Reproduce the stretch of the live blog of Tim Cook's Q&A from "4:10 Q&A begins." through "in portable share.", word for word.

# [Given text]
# # # # # # #

You can hear the audio here.

Update: We’ve pasted the full text of Cook’s Q&A below:

From SAI

4:08 Clapton’s “Change the World” is playing leading up the presentation. Now “Sunny Came Home.”

4:09 Getting underway. Tim Cook reads disclosure.

4:10 Q&A begins. Steve Jobs was very clear about leadership in mobile devices. Is that how we should think about Apple at this point? Tim Cook: Yes. Let me elaborate. If you look at Dec. quarter results, which included revenues of almost $15.7 billion, as we compared ourselves to every other company in the world, including Sony and Nokia and Samsung, which now have huge mobile device businesses, we found out we were the largest in the world, measured by revenues.

4:11 How are you channeling resources differently? Transition to mobile devices began in 1991 with first introduction of portable product for Apple with introduction of the TFT screen. During that time, the Mac business has become a predominantly mobile device business. Huge difference between us and the balance of the industry in portable share.

4:12 Ah, a history lesson. Going through all the mobile devices Apple has ever launched. Vast majority of Apple’s revenue now comes from mobile devices and content purchased for those devices. Believe we’re well positioned to do extremely well because we can seamlessly offer software and hardware.

4:13 Who are biggest competitors and who are biggest partners? Tim Cook: I wish the world were that simple. Many people you can’t cleanly put in one or another. Take Microsoft. In Microsoft, we love the Mac Office division. They do a great product and we partner with them and work with them very tightly. Most of the balance of Microsoft we compete vigorously against, in OS, in mobile OS, etc. If you look at Google, I would say Google is similar in that respect. We partner with them in maps, in search for most of our products, but we also compete with them in the mobile OS space and now in the hardware phone space. So, it’s difficult to put people in one camp or the other always. There are some companies like the media companies where we partnered with so well that Apple is now selling billions of dollars of digital content.

4:15 Also companies like carriers where we partnered with to bring iPhone to in 86 countries. Ones that draw the most attention are the ones that are more complex, where we’re both competitors and partners.

4:16 Apple TV is still a hobby. We’ve been very clear about that. The reason that we call it a hobby… if you look at the other businesses we’re in, these businesses are all in huge markets. The unit volumes in these things is huge. Apple TV is in a market that’s very small. Today. Apple TV did grow in the quarter we just finished by 35% in a unit basis year-over-year.

# # # # # # #

# [Record extracts]

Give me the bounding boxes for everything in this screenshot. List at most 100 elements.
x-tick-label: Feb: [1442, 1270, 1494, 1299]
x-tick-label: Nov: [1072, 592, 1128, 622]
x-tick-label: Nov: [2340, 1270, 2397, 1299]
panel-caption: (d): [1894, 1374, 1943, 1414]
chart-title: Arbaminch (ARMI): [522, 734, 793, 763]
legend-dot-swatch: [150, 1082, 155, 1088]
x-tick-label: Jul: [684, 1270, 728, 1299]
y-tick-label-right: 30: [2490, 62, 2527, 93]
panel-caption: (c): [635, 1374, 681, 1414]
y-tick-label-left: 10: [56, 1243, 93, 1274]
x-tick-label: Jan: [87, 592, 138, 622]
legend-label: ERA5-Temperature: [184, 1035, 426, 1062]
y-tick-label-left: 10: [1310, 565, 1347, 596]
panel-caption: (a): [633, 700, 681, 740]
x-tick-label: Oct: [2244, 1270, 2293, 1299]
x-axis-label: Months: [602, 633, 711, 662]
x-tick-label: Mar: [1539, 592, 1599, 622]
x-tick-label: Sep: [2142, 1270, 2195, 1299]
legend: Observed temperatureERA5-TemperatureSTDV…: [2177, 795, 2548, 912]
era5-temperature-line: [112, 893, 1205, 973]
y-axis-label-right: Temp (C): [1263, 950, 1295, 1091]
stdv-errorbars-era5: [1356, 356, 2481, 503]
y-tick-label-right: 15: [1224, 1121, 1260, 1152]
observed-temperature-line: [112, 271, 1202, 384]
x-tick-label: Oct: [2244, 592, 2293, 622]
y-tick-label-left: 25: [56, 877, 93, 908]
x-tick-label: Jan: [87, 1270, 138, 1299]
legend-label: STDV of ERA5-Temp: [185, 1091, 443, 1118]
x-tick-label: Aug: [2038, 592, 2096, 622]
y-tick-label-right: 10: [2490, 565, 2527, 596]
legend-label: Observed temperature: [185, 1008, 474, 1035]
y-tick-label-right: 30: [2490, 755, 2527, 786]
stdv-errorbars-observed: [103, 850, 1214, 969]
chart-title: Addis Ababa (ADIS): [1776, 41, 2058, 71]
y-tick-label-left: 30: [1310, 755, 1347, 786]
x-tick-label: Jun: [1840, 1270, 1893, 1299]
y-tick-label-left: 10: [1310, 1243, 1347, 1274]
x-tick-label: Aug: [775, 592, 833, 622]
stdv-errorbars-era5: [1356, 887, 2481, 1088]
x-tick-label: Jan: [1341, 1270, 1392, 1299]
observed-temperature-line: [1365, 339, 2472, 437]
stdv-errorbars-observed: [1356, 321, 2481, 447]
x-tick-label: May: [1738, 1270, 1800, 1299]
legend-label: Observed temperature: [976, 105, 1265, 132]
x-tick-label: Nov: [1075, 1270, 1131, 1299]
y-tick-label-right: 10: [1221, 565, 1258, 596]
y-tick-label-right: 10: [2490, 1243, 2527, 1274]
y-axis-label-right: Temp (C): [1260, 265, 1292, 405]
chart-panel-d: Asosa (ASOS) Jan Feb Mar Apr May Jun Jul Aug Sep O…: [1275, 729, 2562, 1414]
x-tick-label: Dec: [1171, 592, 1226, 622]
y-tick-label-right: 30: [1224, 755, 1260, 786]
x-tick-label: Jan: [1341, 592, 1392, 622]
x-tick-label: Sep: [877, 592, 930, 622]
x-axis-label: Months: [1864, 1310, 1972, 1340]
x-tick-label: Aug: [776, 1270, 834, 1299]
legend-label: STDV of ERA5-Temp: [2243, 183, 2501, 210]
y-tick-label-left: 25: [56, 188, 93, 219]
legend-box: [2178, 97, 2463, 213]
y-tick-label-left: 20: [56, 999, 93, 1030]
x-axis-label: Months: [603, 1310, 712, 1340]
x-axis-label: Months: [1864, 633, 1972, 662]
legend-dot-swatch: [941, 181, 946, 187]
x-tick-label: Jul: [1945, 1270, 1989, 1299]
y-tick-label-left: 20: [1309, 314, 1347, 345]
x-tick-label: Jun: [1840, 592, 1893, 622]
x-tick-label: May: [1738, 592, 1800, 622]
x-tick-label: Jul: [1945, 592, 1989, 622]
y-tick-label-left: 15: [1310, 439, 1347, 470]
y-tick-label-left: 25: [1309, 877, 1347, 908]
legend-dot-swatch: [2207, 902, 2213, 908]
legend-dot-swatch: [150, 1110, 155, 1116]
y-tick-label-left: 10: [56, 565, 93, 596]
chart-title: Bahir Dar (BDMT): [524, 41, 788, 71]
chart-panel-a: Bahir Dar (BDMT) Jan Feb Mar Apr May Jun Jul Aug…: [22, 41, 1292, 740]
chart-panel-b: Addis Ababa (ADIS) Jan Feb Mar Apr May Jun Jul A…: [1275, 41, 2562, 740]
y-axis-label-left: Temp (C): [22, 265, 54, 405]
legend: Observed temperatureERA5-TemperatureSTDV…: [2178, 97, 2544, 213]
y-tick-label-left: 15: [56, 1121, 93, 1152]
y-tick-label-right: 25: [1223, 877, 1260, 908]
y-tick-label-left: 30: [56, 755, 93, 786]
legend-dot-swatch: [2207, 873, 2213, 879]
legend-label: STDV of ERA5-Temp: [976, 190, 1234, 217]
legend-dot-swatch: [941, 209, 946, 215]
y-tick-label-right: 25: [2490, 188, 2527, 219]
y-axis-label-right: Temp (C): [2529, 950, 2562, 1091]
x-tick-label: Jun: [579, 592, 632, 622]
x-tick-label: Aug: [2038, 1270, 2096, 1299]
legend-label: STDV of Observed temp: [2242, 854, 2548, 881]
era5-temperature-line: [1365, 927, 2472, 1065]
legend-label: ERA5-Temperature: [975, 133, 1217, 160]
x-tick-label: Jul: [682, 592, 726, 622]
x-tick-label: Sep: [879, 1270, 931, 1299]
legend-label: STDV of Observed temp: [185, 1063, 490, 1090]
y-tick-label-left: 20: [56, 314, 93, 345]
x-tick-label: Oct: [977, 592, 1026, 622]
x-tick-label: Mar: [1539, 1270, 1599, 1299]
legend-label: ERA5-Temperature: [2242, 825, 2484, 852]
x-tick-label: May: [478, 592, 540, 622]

# # # # # # #

# [Result of the exercise]
4:10 Q&A begins. Steve Jobs was very clear about leadership in mobile devices. Is that how we should think about Apple at this point? Tim Cook: Yes. Let me elaborate. If you look at Dec. quarter results, which included revenues of almost $15.7 billion, as we compared ourselves to every other company in the world, including Sony and Nokia and Samsung, which now have huge mobile device businesses, we found out we were the largest in the world, measured by revenues.

4:11 How are you channeling resources differently? Transition to mobile devices began in 1991 with first introduction of portable product for Apple with introduction of the TFT screen. During that time, the Mac business has become a predominantly mobile device business. Huge difference between us and the balance of the industry in portable share.